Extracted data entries
▬▬▬▬▬▬

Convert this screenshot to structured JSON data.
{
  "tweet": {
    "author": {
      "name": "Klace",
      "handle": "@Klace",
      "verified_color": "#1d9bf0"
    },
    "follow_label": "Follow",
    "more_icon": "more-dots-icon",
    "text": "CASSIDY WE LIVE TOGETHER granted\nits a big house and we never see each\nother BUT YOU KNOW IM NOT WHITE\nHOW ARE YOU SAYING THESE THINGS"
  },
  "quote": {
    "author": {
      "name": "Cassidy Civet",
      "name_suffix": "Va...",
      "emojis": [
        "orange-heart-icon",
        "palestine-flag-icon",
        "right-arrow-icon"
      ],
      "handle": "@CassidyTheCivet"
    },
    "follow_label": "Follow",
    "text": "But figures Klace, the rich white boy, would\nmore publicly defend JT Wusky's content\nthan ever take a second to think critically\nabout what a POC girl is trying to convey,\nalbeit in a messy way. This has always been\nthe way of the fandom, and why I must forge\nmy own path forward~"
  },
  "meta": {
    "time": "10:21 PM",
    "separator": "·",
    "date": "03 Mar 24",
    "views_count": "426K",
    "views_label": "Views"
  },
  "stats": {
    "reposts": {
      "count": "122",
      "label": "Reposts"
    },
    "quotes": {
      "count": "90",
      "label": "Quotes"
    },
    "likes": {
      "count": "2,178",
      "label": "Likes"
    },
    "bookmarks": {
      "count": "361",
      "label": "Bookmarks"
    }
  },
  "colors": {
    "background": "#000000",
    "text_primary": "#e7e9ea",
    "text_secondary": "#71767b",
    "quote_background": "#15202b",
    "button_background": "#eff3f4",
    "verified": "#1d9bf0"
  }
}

▬▬▬▬▬▬

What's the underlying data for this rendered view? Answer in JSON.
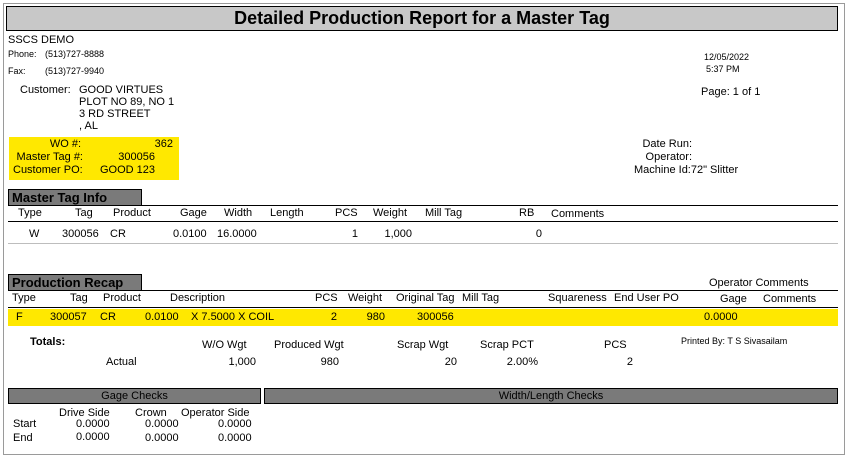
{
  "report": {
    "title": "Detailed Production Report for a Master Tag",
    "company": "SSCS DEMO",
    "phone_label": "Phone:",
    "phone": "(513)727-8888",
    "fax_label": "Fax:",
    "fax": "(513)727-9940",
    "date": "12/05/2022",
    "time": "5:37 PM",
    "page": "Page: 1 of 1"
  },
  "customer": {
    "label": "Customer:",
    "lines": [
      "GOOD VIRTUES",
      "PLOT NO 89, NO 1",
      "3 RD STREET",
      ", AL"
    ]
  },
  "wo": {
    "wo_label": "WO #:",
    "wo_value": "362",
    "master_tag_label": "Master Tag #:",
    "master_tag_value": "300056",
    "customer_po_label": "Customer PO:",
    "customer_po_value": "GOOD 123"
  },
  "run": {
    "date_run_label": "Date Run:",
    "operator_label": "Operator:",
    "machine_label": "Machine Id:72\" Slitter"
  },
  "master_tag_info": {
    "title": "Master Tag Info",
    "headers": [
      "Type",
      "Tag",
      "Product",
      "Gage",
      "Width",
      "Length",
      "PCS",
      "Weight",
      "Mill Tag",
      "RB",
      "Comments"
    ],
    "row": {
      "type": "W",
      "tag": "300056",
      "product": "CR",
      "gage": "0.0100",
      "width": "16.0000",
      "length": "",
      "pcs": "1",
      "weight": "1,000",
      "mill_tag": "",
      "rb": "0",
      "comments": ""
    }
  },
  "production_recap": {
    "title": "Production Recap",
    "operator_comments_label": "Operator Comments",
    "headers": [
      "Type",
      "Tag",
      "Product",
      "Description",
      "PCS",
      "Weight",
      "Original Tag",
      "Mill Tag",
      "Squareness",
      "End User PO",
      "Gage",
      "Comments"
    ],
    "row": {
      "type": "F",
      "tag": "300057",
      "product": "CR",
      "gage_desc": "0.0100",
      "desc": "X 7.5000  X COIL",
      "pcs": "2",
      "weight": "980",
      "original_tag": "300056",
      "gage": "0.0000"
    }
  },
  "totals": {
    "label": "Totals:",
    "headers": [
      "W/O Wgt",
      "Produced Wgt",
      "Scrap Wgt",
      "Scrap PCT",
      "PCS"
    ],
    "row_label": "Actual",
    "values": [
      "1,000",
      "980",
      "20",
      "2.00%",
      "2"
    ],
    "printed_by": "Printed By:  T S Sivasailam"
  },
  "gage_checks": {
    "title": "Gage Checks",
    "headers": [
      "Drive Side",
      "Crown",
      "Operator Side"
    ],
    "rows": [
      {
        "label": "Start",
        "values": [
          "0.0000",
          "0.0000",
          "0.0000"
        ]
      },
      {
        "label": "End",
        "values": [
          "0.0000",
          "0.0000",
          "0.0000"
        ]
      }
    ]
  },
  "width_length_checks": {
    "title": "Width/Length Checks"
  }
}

▬▬▬▬▬▬

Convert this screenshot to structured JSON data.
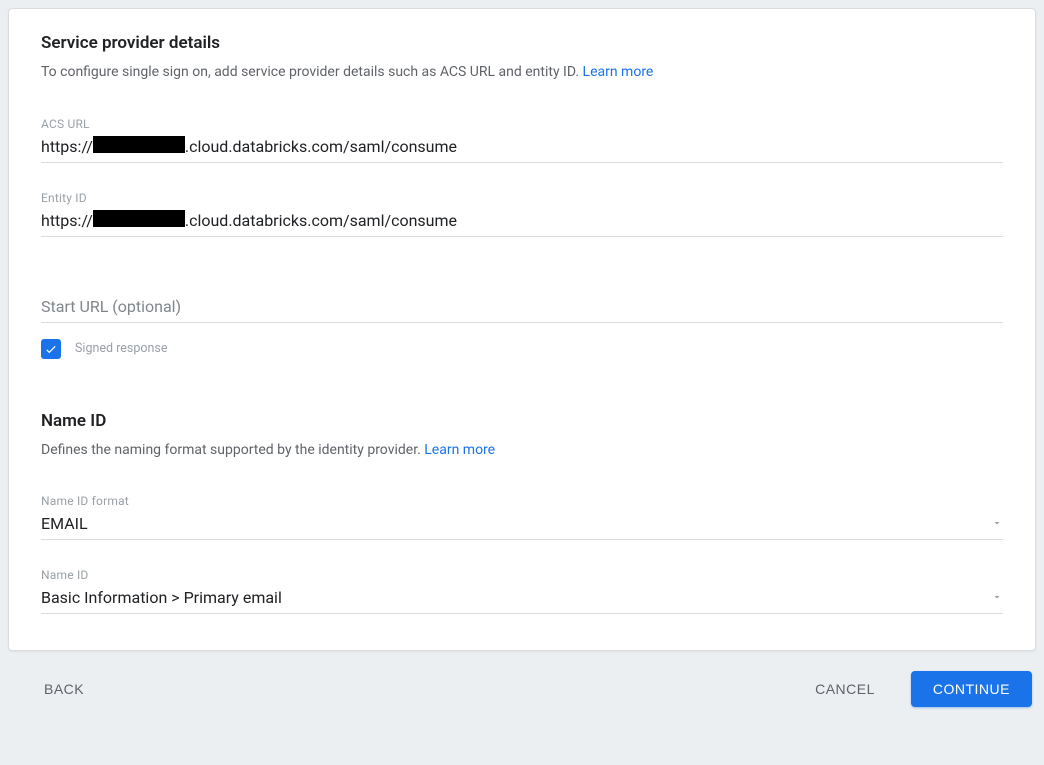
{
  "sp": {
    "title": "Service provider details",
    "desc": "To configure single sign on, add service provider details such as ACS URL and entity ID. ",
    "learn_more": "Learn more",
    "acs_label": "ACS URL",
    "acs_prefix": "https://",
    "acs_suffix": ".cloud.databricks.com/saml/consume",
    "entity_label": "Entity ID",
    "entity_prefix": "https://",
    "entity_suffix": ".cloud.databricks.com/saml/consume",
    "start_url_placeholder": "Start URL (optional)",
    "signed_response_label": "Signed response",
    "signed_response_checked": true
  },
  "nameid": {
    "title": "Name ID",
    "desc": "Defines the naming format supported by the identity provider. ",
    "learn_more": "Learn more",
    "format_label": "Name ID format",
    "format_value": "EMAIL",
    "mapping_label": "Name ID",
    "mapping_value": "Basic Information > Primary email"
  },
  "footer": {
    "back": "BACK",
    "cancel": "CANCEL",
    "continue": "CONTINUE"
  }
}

▬▬▬▬▬▬

> [WHAT IS REQUIRED] Reply with nothing but the number of lines that contain the word "icon".

> [RESPONSE FOR THIS EXERCISE] 4